From the entries that follow, extract each line holding the string "circle".

========================================================================

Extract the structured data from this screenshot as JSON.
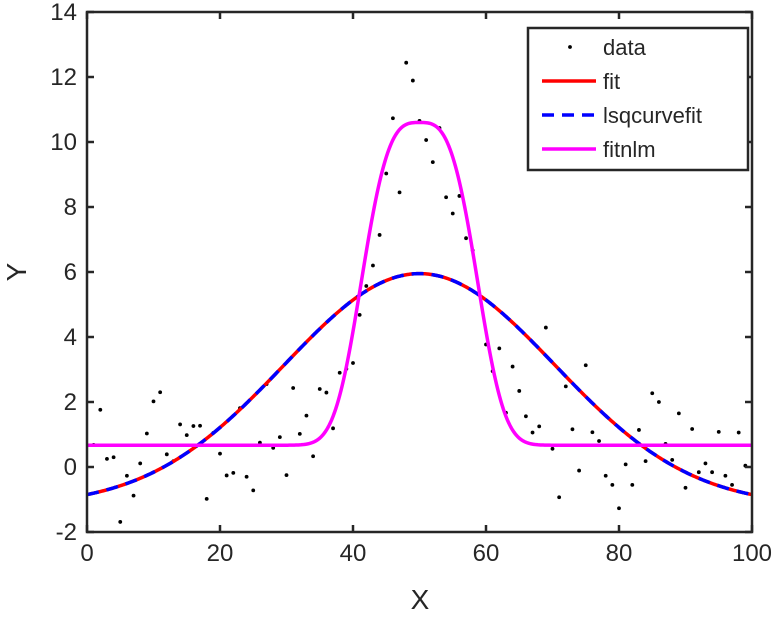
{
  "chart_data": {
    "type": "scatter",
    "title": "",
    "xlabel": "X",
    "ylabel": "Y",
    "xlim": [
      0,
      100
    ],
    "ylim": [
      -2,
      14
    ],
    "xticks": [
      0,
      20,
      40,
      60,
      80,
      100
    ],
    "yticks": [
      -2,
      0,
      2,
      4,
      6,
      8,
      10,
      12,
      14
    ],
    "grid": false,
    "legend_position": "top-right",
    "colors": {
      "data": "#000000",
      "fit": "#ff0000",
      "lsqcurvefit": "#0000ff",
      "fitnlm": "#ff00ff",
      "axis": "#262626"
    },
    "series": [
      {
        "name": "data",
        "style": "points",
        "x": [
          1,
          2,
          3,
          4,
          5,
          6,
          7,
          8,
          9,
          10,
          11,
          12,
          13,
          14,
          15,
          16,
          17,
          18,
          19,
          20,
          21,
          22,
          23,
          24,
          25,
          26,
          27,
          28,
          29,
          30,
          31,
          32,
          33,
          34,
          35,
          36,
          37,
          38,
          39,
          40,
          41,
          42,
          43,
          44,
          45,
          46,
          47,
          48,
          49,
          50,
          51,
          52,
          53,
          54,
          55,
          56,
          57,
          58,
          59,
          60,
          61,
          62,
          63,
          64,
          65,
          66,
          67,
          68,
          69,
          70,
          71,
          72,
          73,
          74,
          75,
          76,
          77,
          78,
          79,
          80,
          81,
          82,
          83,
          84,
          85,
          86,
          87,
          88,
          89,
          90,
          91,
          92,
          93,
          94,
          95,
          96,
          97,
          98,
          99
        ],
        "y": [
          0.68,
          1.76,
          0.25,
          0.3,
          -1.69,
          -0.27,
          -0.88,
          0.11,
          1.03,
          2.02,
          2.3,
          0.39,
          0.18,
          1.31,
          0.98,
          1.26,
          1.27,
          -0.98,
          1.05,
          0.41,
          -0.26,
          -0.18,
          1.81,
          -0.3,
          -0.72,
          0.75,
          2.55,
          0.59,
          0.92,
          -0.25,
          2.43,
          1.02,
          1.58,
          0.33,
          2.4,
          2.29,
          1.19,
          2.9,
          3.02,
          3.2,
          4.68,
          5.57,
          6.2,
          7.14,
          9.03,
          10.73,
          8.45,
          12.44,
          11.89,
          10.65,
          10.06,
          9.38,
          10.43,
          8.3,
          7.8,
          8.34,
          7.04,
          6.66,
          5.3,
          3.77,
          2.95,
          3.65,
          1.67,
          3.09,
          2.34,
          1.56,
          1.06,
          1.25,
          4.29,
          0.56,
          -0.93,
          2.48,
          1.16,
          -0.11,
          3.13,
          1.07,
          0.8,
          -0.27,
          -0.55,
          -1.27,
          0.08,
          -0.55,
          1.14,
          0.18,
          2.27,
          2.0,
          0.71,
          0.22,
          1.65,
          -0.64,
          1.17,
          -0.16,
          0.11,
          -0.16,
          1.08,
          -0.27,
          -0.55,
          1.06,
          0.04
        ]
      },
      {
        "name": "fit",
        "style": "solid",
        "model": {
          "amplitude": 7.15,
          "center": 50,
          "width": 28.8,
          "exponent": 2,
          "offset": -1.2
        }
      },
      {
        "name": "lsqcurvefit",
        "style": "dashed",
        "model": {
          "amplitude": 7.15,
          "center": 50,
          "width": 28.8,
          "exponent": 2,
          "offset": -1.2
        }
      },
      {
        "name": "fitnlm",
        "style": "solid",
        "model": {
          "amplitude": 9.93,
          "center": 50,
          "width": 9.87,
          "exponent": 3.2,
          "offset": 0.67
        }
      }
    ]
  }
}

========================================================================

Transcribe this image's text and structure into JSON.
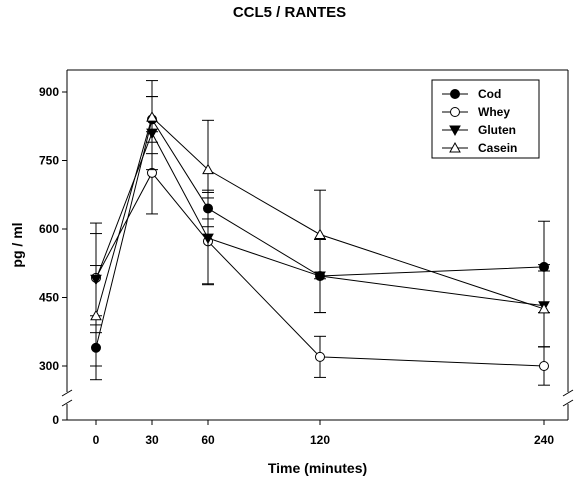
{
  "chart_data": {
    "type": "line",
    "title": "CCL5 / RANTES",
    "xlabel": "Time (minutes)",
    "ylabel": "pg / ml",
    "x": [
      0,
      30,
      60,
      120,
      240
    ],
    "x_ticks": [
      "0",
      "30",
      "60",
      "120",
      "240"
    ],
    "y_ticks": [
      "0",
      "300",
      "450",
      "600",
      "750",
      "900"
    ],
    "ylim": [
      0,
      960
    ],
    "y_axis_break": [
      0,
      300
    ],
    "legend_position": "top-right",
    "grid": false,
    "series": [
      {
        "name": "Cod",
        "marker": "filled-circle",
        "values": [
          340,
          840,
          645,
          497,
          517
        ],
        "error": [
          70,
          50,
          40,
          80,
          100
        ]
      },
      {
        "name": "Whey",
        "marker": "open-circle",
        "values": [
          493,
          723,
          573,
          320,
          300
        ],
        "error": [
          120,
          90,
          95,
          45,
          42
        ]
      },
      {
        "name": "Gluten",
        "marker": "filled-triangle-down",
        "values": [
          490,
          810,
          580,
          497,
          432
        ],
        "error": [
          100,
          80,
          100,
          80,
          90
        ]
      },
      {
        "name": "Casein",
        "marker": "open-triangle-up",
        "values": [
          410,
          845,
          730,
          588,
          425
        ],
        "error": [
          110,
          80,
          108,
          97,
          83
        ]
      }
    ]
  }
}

========================================================================

* _RESULT OF THIS TASK_:
        "marker": "filled-circle",
        "marker": "open-circle",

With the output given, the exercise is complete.